### Prompt A
In the #MeToo passage, list the things the writer says we should be clear about.
### Prompt B
According to the #MeToo passage, at what rate do black and Hispanic women say "yes"?

:: Passage to read ::

The fact that white women, who can, on average, be presumed to be wealthier, say “yes” at a rate of 63%, while only 50% of black and Hispanic women say “yes” raises similar questions.  Are white women really more likely to be victimized, or again, are they just more likely to interpret men’s behavior in this way?

If #MeToo is going to define our era, with career-ending consequences for those who run afoul of the shifting rules, shouldn’t we be clear about definitions, boundaries, and the interpretation of behavior?



  • Rhett Hardwick

    “propensity of women to claim that they’ve been harassed.”

    For what it is worth. I remember in the 80’s, when sexual harassment was first becoming popular, I would meet a woman and within the first five minutes she would want to tell me how she had been sexually harassed. Usually as an early teen, 13 or 14. Usually by boys of an appropriate age, sometimes not.

  • The Misfit

    Don’t hurt yourself with that knee jerk reaction. Then again. What have you been telling us all along about these wanton government enabled elites? How they get away with murder. Or rape. Like a certain judge?

:::
:: Collected material ::

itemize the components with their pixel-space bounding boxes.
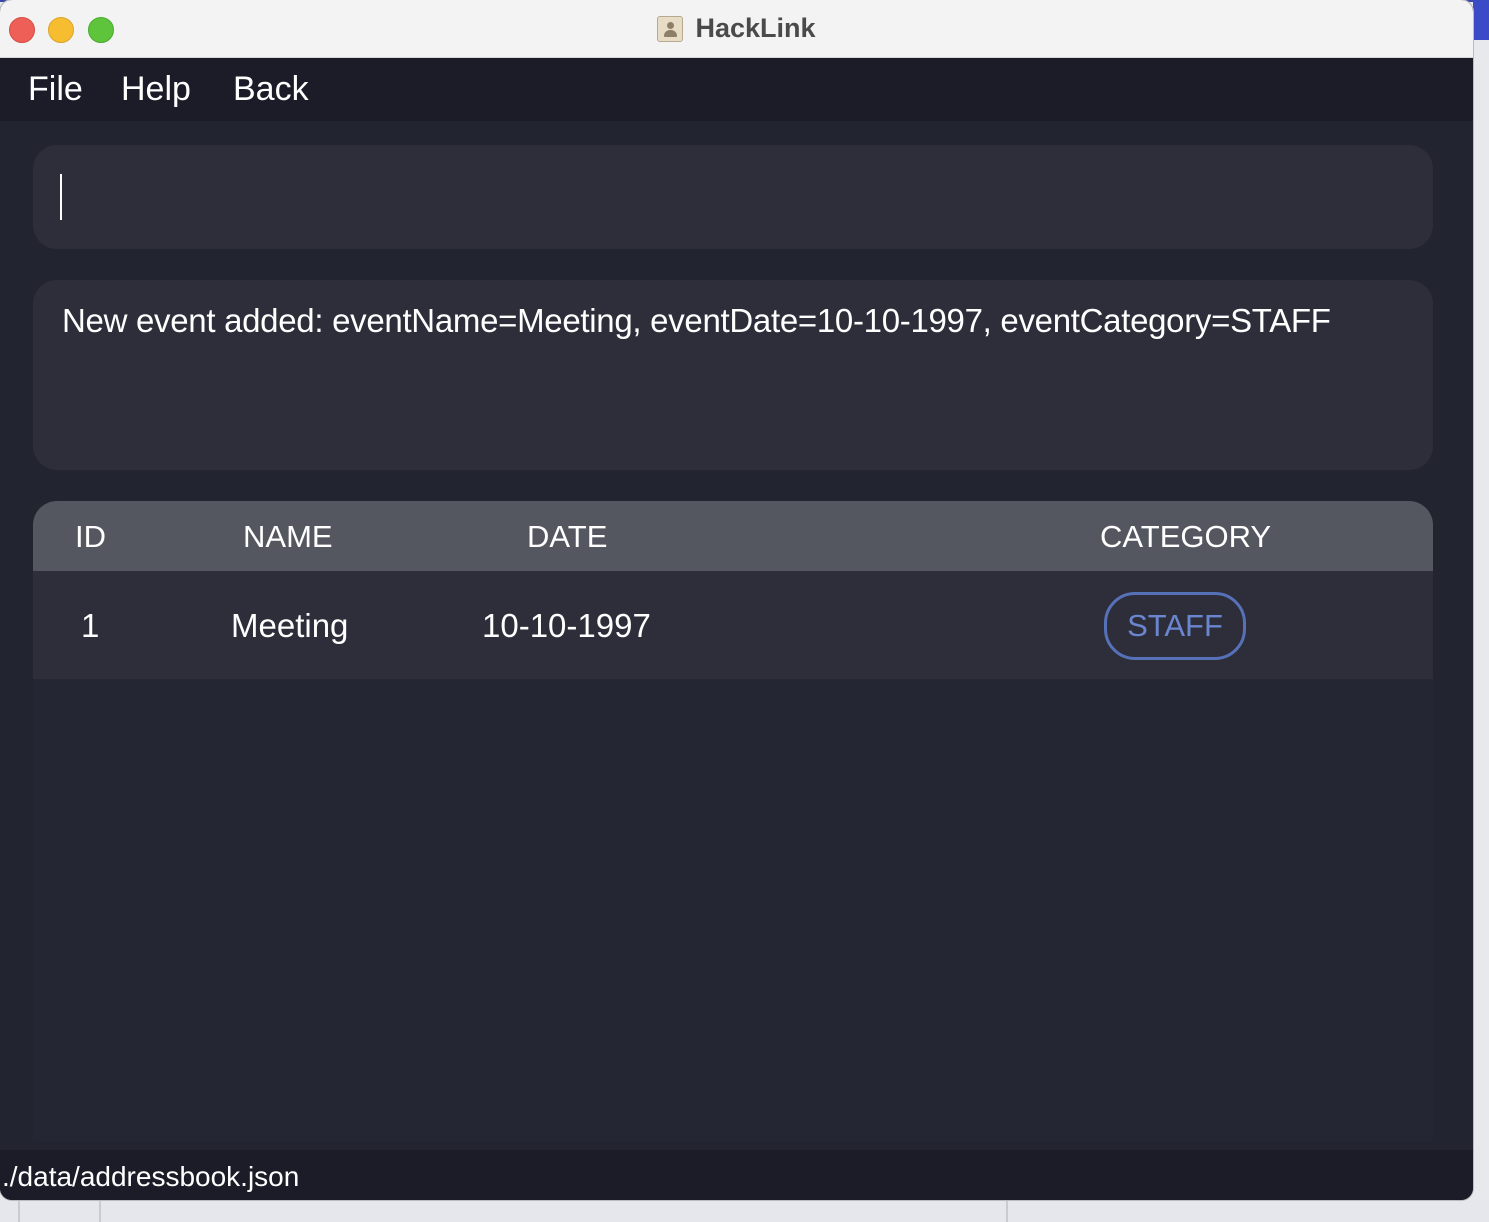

:::

### Problem solution A
definitions, boundaries, and the interpretation of behavior

### Problem solution B
50%